Record excerpts:
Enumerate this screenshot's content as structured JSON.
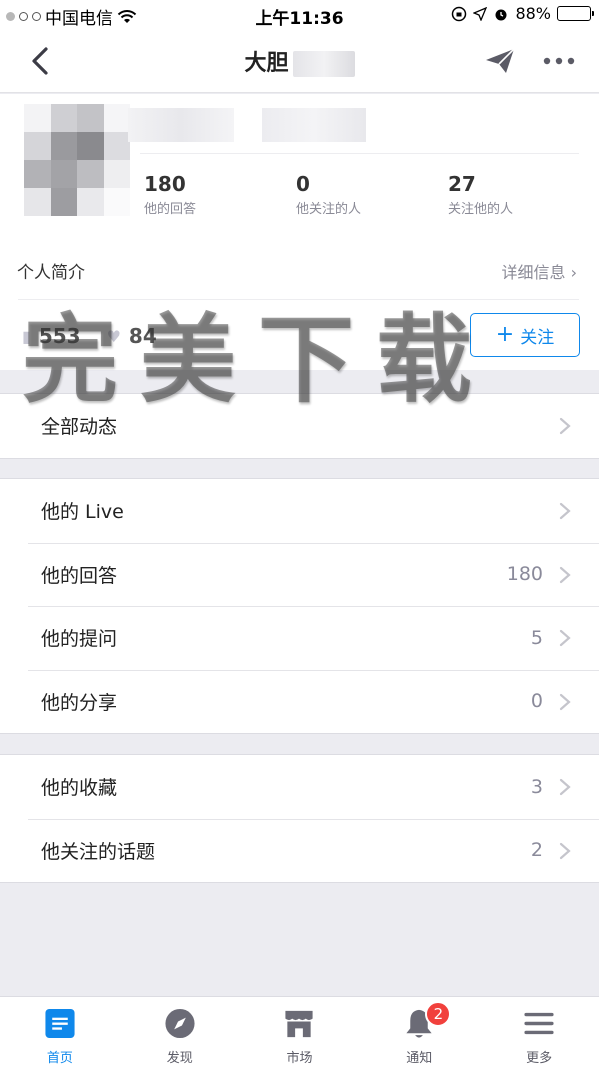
{
  "status_bar": {
    "carrier": "中国电信",
    "time": "上午11:36",
    "battery": "88%",
    "battery_level": 0.88
  },
  "nav": {
    "title": "大胆",
    "back_icon": "chevron-left-icon",
    "send_icon": "paper-plane-icon",
    "more_icon": "more-dots-icon"
  },
  "profile": {
    "stats": [
      {
        "num": "180",
        "label": "他的回答"
      },
      {
        "num": "0",
        "label": "他关注的人"
      },
      {
        "num": "27",
        "label": "关注他的人"
      }
    ],
    "intro_label": "个人简介",
    "intro_detail": "详细信息 ›",
    "agree_count": "553",
    "thanks_count": "84",
    "follow_label": "关注",
    "follow_plus": "+"
  },
  "watermark": "完美下载",
  "groups": [
    {
      "rows": [
        {
          "label": "全部动态",
          "count": ""
        }
      ]
    },
    {
      "rows": [
        {
          "label": "他的 Live",
          "count": ""
        },
        {
          "label": "他的回答",
          "count": "180"
        },
        {
          "label": "他的提问",
          "count": "5"
        },
        {
          "label": "他的分享",
          "count": "0"
        }
      ]
    },
    {
      "rows": [
        {
          "label": "他的收藏",
          "count": "3"
        },
        {
          "label": "他关注的话题",
          "count": "2"
        }
      ]
    }
  ],
  "tabs": [
    {
      "label": "首页",
      "icon": "home-icon",
      "active": true
    },
    {
      "label": "发现",
      "icon": "compass-icon",
      "active": false
    },
    {
      "label": "市场",
      "icon": "store-icon",
      "active": false
    },
    {
      "label": "通知",
      "icon": "bell-icon",
      "active": false,
      "badge": "2"
    },
    {
      "label": "更多",
      "icon": "menu-icon",
      "active": false
    }
  ],
  "colors": {
    "accent": "#0f88eb",
    "badge": "#f1403c",
    "background": "#ececf1"
  }
}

Do this:
Scan the lines for the string "icon". Copy out each line that matches.

Solution for this task:
    "back_icon": "chevron-left-icon",
    "send_icon": "paper-plane-icon",
    "more_icon": "more-dots-icon"
      "icon": "home-icon",
      "icon": "compass-icon",
      "icon": "store-icon",
      "icon": "bell-icon",
      "icon": "menu-icon",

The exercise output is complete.